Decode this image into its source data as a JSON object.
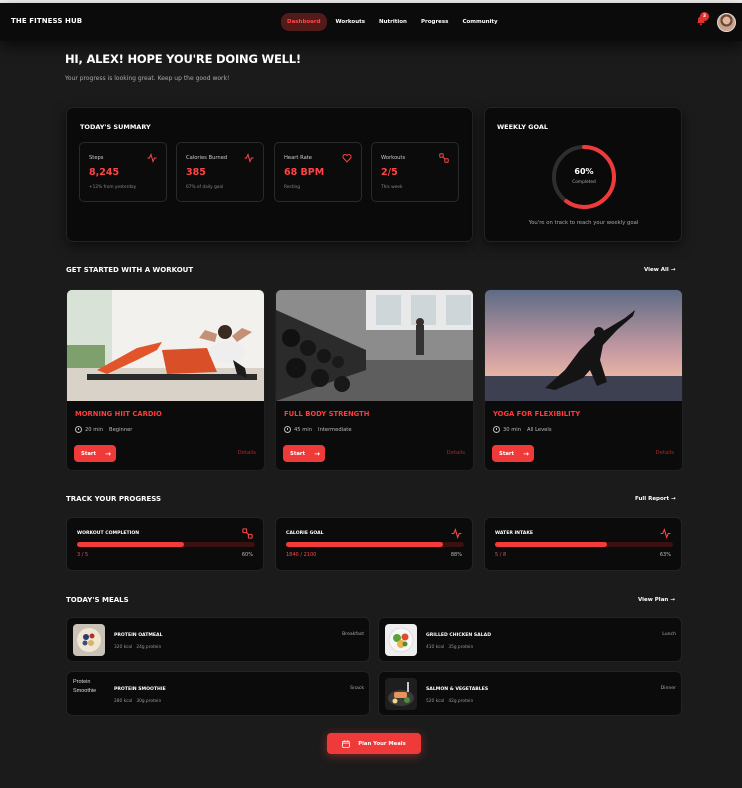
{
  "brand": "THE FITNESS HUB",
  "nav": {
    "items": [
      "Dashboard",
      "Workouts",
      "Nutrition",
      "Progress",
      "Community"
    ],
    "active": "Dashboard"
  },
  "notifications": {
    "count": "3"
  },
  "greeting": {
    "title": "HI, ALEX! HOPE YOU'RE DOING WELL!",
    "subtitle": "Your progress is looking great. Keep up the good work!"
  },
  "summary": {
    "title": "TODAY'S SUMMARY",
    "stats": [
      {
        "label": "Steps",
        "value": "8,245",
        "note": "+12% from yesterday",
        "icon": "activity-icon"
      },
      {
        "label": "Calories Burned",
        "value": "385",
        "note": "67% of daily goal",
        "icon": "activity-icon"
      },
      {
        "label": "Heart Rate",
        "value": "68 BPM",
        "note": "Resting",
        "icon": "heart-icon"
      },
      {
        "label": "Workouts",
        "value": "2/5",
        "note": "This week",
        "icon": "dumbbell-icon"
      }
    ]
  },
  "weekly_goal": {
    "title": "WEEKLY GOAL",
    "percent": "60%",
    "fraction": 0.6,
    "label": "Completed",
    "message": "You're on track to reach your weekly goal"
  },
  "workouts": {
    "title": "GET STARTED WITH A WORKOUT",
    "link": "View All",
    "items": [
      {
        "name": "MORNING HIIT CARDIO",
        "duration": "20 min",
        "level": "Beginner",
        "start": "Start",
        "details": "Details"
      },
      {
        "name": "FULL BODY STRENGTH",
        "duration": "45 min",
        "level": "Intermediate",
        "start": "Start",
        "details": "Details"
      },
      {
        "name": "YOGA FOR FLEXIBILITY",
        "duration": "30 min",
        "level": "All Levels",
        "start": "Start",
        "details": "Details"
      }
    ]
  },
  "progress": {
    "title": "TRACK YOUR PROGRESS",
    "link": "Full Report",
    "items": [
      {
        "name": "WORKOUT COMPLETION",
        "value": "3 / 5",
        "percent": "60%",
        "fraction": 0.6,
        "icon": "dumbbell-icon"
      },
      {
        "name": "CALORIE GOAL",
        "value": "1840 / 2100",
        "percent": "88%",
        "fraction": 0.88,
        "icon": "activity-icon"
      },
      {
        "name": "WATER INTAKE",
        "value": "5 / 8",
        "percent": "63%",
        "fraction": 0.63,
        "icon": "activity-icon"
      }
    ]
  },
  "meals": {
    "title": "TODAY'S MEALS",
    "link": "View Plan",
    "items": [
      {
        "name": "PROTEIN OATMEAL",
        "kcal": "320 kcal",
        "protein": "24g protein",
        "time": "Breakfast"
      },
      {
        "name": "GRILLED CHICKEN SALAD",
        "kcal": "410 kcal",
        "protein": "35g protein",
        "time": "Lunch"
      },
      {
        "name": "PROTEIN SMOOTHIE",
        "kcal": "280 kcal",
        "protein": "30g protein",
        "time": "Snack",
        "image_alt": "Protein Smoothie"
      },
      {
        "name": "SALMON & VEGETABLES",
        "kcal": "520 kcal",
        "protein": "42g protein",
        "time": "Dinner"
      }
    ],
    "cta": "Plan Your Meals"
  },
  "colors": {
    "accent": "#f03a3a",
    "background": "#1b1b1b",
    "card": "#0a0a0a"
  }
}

* * *

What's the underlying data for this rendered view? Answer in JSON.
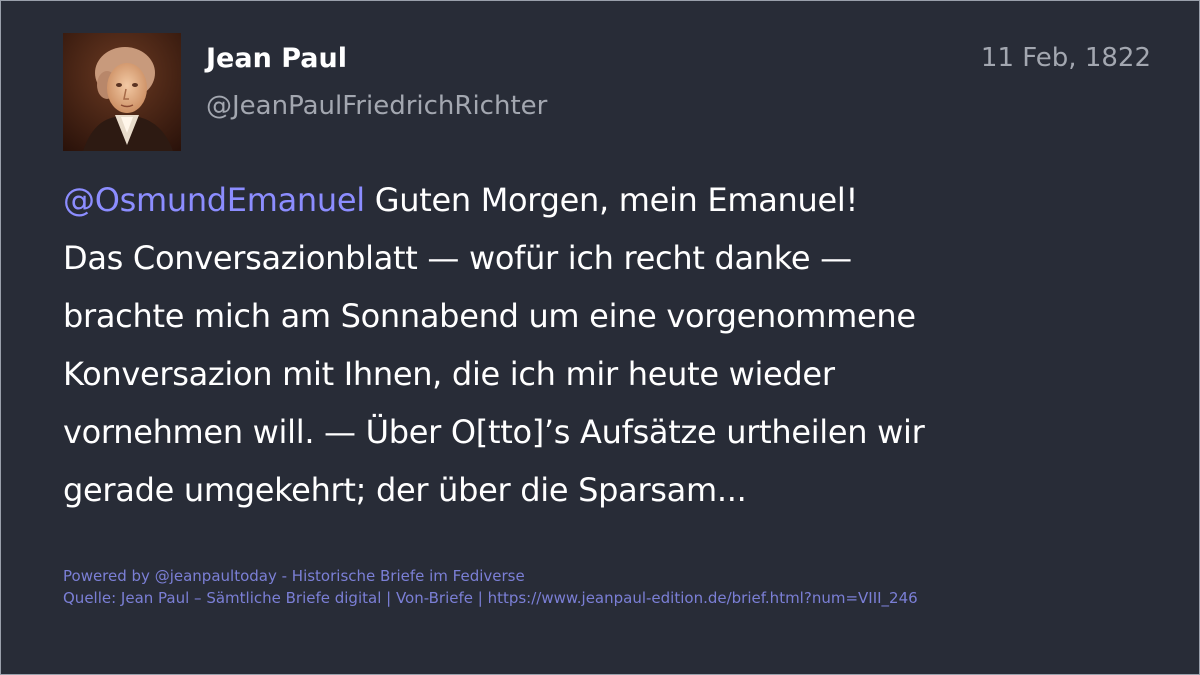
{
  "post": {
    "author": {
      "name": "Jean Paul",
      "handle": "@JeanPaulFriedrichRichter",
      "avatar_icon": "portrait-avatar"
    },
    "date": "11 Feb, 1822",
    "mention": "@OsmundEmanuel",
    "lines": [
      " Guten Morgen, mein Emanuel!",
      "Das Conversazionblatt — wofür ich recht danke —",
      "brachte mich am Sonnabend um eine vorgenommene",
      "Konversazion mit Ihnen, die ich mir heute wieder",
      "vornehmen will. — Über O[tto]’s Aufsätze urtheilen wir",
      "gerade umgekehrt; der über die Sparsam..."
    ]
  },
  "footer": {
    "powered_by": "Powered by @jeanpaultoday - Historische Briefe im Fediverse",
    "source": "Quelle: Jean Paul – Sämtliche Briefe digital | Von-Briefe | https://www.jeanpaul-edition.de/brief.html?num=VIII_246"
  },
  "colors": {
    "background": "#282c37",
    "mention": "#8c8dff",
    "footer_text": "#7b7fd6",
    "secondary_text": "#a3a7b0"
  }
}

About this exercise:
Only the number is wanted: how many lines in the material above contain the string "duration"?

Your solution:
3